▶ _YOUR GOAL_: Please pick out and copy each line of the items below that contains the string "Greg". Case matters when matching.

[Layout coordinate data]
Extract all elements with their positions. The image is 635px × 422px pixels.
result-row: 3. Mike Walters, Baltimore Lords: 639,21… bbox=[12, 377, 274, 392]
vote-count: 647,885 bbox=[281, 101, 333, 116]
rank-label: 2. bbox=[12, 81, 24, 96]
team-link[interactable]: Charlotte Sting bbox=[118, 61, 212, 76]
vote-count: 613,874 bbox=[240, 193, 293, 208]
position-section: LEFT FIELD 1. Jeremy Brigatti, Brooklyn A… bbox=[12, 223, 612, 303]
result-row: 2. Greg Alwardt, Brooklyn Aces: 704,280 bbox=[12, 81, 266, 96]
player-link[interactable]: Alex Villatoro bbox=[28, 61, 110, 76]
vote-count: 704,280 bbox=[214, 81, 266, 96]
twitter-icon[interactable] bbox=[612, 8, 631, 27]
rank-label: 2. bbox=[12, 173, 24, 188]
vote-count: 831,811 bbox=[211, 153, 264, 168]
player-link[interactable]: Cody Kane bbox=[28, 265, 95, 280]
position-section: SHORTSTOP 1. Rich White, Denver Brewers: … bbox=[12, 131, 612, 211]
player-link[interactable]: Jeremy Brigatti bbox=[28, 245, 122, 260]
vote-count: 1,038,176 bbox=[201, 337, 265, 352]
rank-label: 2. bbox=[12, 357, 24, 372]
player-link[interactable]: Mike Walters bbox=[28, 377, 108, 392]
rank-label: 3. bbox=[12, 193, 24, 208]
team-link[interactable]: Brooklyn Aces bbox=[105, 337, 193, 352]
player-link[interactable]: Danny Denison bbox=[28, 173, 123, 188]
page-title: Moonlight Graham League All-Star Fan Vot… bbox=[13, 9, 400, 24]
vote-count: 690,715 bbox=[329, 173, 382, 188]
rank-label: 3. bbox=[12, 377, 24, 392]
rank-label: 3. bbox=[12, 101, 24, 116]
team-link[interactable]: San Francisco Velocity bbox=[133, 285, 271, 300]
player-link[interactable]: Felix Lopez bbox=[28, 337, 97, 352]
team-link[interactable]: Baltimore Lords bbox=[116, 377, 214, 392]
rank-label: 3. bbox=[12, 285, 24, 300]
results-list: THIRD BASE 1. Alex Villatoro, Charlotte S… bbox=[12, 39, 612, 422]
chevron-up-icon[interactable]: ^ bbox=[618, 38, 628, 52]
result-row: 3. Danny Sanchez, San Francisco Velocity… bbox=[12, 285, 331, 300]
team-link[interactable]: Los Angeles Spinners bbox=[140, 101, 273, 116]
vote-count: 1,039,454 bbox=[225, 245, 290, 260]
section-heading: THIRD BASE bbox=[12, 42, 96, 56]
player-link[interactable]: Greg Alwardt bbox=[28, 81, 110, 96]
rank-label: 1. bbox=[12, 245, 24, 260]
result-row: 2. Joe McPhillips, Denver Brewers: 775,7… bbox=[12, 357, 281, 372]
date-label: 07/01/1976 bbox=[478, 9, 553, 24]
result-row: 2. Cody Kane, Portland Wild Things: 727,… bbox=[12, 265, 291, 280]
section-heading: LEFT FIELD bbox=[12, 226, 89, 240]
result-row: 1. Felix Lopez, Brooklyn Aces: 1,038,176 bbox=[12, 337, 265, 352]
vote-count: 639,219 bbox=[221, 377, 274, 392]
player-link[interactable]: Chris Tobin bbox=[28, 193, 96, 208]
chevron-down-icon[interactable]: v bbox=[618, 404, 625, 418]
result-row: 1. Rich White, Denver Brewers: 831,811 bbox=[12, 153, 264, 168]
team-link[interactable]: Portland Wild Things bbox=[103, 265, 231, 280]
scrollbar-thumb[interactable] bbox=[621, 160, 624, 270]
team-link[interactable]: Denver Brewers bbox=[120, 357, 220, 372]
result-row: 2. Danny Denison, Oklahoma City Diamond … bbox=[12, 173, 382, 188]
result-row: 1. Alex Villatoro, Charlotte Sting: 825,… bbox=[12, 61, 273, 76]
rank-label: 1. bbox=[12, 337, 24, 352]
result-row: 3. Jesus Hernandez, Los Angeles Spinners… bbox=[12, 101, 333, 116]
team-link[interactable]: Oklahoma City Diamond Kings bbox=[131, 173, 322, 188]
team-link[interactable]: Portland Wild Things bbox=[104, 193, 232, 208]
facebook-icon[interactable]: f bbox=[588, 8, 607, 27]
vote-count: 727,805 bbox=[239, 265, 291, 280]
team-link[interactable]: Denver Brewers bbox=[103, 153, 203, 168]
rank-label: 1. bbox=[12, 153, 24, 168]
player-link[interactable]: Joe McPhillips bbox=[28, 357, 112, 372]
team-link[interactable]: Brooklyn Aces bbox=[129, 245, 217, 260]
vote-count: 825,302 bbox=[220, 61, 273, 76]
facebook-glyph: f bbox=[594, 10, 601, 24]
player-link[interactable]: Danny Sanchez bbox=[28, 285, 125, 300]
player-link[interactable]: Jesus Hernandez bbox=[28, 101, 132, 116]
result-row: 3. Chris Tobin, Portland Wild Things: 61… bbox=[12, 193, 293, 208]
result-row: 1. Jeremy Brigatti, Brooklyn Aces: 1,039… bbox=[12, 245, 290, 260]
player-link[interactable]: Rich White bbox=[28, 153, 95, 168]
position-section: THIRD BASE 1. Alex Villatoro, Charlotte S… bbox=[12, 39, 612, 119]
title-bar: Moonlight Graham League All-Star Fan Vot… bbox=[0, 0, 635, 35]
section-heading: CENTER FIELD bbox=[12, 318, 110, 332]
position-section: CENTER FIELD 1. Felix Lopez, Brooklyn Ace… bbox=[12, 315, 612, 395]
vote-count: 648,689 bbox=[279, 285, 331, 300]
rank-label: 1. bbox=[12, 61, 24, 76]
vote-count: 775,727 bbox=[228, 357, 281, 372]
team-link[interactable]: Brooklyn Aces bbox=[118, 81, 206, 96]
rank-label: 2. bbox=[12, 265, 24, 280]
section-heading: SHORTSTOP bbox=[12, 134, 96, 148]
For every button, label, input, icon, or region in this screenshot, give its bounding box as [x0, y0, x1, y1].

--

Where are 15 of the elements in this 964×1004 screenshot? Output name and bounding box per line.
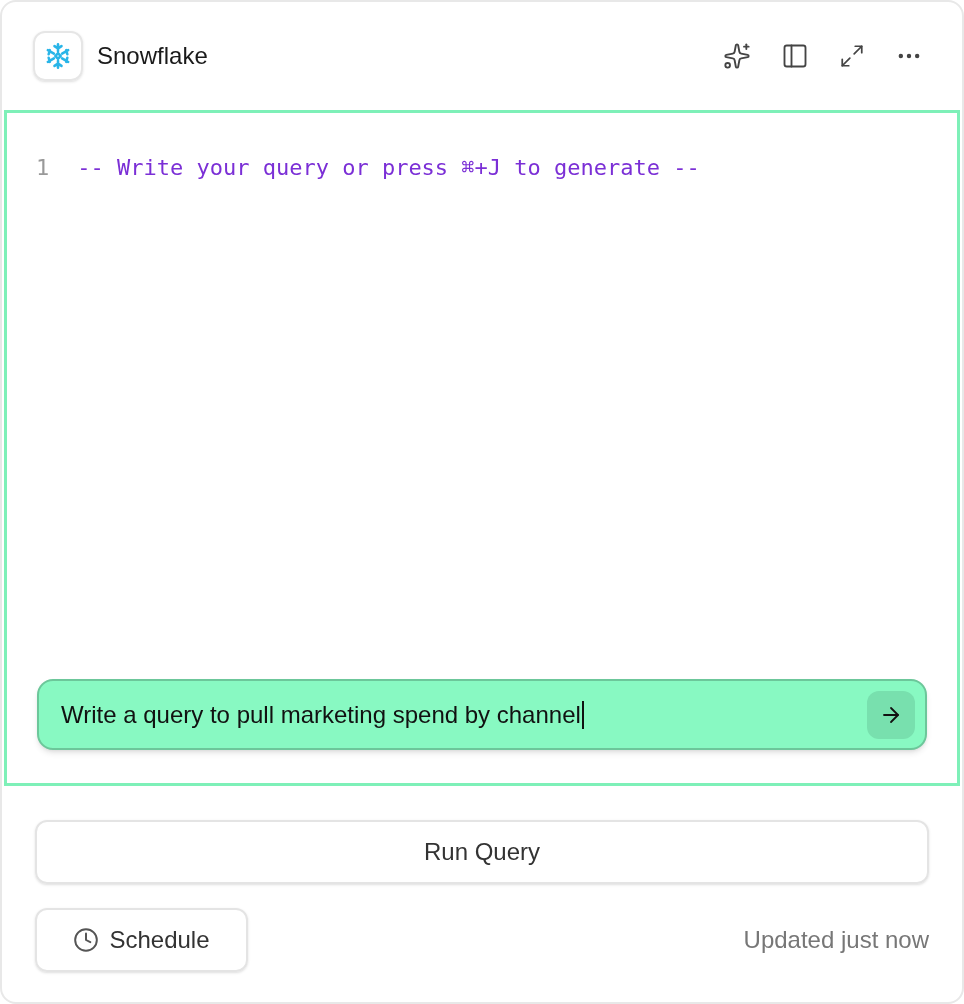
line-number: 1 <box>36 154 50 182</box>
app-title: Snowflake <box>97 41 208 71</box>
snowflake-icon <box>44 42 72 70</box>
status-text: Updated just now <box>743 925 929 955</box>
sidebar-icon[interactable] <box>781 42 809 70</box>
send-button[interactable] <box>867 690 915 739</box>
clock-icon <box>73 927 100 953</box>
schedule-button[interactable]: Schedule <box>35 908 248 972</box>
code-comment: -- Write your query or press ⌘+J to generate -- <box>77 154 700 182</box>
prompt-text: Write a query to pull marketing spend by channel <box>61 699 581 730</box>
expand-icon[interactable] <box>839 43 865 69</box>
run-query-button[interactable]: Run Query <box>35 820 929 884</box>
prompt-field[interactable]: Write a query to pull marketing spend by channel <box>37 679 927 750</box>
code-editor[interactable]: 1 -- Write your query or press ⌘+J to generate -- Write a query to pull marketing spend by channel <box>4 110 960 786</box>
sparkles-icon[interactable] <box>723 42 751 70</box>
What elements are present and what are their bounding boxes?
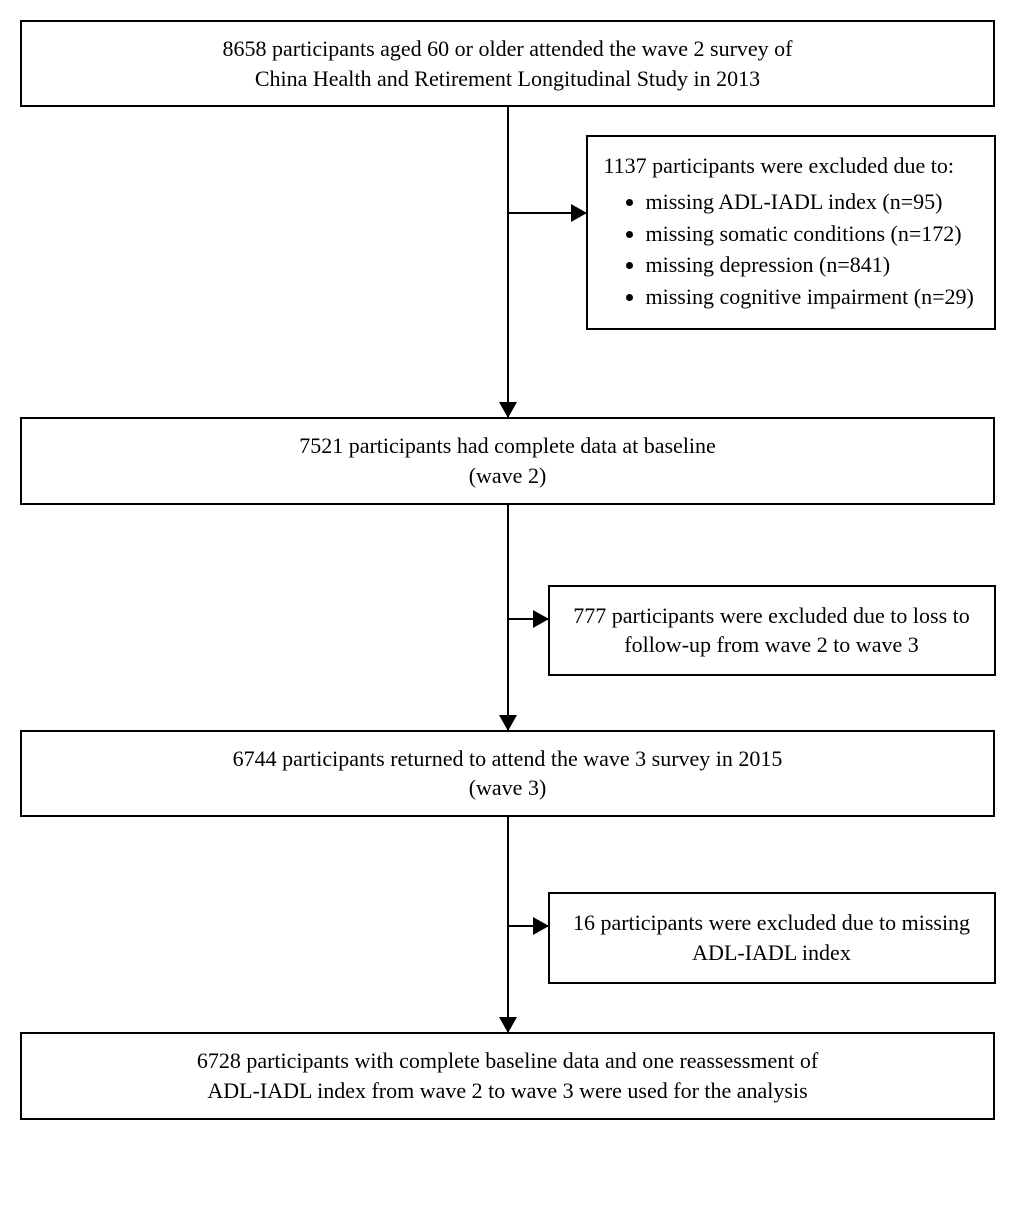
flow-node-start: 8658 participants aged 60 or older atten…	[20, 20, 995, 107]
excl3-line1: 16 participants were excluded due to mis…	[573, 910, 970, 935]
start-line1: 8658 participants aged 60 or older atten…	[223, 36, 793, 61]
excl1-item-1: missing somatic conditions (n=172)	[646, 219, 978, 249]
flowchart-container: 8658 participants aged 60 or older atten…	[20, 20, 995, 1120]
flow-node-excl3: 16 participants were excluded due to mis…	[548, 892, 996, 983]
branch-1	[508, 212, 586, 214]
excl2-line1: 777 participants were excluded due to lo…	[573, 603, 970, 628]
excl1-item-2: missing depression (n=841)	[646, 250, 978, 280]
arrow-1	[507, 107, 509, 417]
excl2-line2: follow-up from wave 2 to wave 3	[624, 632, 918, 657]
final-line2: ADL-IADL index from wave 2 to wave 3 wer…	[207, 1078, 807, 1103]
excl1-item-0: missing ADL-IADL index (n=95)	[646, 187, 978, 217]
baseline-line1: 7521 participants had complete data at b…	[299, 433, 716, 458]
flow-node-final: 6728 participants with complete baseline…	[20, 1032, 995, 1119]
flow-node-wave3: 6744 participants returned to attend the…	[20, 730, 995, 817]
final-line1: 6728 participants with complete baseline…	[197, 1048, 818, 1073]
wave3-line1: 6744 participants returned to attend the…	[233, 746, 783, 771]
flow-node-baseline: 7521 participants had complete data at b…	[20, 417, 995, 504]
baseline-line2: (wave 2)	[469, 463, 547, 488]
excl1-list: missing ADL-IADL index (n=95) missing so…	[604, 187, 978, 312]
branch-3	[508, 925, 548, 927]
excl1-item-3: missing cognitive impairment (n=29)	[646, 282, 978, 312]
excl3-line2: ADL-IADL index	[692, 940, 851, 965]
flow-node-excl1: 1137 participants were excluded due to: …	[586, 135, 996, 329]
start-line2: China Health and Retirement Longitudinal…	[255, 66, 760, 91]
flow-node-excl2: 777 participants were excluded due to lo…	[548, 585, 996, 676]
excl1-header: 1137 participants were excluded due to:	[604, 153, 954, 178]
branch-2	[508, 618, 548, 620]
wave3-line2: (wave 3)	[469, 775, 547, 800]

▶ _WRITTEN RESPONSE_:
result-row: 2. Greg Alwardt, Brooklyn Aces: 704,280 bbox=[12, 81, 266, 96]
player-link[interactable]: Greg Alwardt bbox=[28, 81, 110, 96]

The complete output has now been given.